* _BRANO PROPOSTO_
========

Mostre. Leonardo tra omoerotismo e divinità

L'uomo dipinto nel quadro ha l'aria dolce, uno sguardo enigmatico, il corpo efebo ed una folta capigliatura che si perde nell'oscurità del sottofondo. Ha una certa sensualità e qualche critico d'arte non si è lasciato sfuggire che c'è anche qualcosa della Gioconda in quel corpo rilassato, chissà, forse nudo dalla cintola in su. Parliamo di un quadro del geniale Leonardo: pittore, scultore, artista, genio delle invenzioni futuriste per i tempi che visse.

Da oggi al 27 dicembre, a Palazzo Marino a Milano è esposto proveniente dal Louvre di Parigi il San Giovanni Battista del figlio illegittimo d'un notaio fiorentino e d'una contadina, diventato genia e splendore di corti e papati. Di Leonardo in Milano c'è parecchio, ma questa trasferta di questo eccezionale capolavoro artistico, non va perso.

Il quadro fu lasciato, alla morte di Leonardo, al suo allievo prediletto, chiacchieratissimo come suo presunto amante, nonostante in tanti si affannino a difendere la postuma eterosessualità dell'artista. Si tratta di Gian Giacomo Caprotti (ca. 1480-1524) detto "il Salaì", un garzone di cui gli appunti di Leonardo ci parlano senza interruzione dal 1494 in poi. Poi fu peregrinazione tra Londra e la Francia, finché il quadro passò nelle mani di Re Sole e poi al Louvre.

========

Voci del dataset:
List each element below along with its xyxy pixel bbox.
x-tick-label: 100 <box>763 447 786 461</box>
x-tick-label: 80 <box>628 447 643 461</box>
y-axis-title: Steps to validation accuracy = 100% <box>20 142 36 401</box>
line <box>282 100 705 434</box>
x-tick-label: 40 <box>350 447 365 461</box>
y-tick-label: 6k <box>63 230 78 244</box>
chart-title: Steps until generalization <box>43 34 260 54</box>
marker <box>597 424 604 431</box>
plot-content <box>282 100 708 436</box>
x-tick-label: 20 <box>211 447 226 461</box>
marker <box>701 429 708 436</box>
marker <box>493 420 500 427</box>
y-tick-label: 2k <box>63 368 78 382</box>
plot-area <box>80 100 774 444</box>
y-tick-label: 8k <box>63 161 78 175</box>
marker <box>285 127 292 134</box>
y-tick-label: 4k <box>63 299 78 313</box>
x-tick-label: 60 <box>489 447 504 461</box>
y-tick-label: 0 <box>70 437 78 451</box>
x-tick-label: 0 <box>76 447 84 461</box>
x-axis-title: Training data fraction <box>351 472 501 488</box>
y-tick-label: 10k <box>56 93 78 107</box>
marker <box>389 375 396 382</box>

========

* _ELENCO DELLE ATTIVITÀ_
(A) Nel brano proposto, a chi fu lasciato il quadro alla morte di Leonardo?
(B) Trascrivi fedelmente la parte del brano proposto che comincia con "Mostre. Leonardo tra" e termina con "non va perso.".

* _RISULTATI PER ATTIVITÀ_
(A) A Gian Giacomo Caprotti, detto "il Salaì", il suo allievo prediletto.

(B)
Mostre. Leonardo tra omoerotismo e divinità

L'uomo dipinto nel quadro ha l'aria dolce, uno sguardo enigmatico, il corpo efebo ed una folta capigliatura che si perde nell'oscurità del sottofondo. Ha una certa sensualità e qualche critico d'arte non si è lasciato sfuggire che c'è anche qualcosa della Gioconda in quel corpo rilassato, chissà, forse nudo dalla cintola in su. Parliamo di un quadro del geniale Leonardo: pittore, scultore, artista, genio delle invenzioni futuriste per i tempi che visse.

Da oggi al 27 dicembre, a Palazzo Marino a Milano è esposto proveniente dal Louvre di Parigi il San Giovanni Battista del figlio illegittimo d'un notaio fiorentino e d'una contadina, diventato genia e splendore di corti e papati. Di Leonardo in Milano c'è parecchio, ma questa trasferta di questo eccezionale capolavoro artistico, non va perso.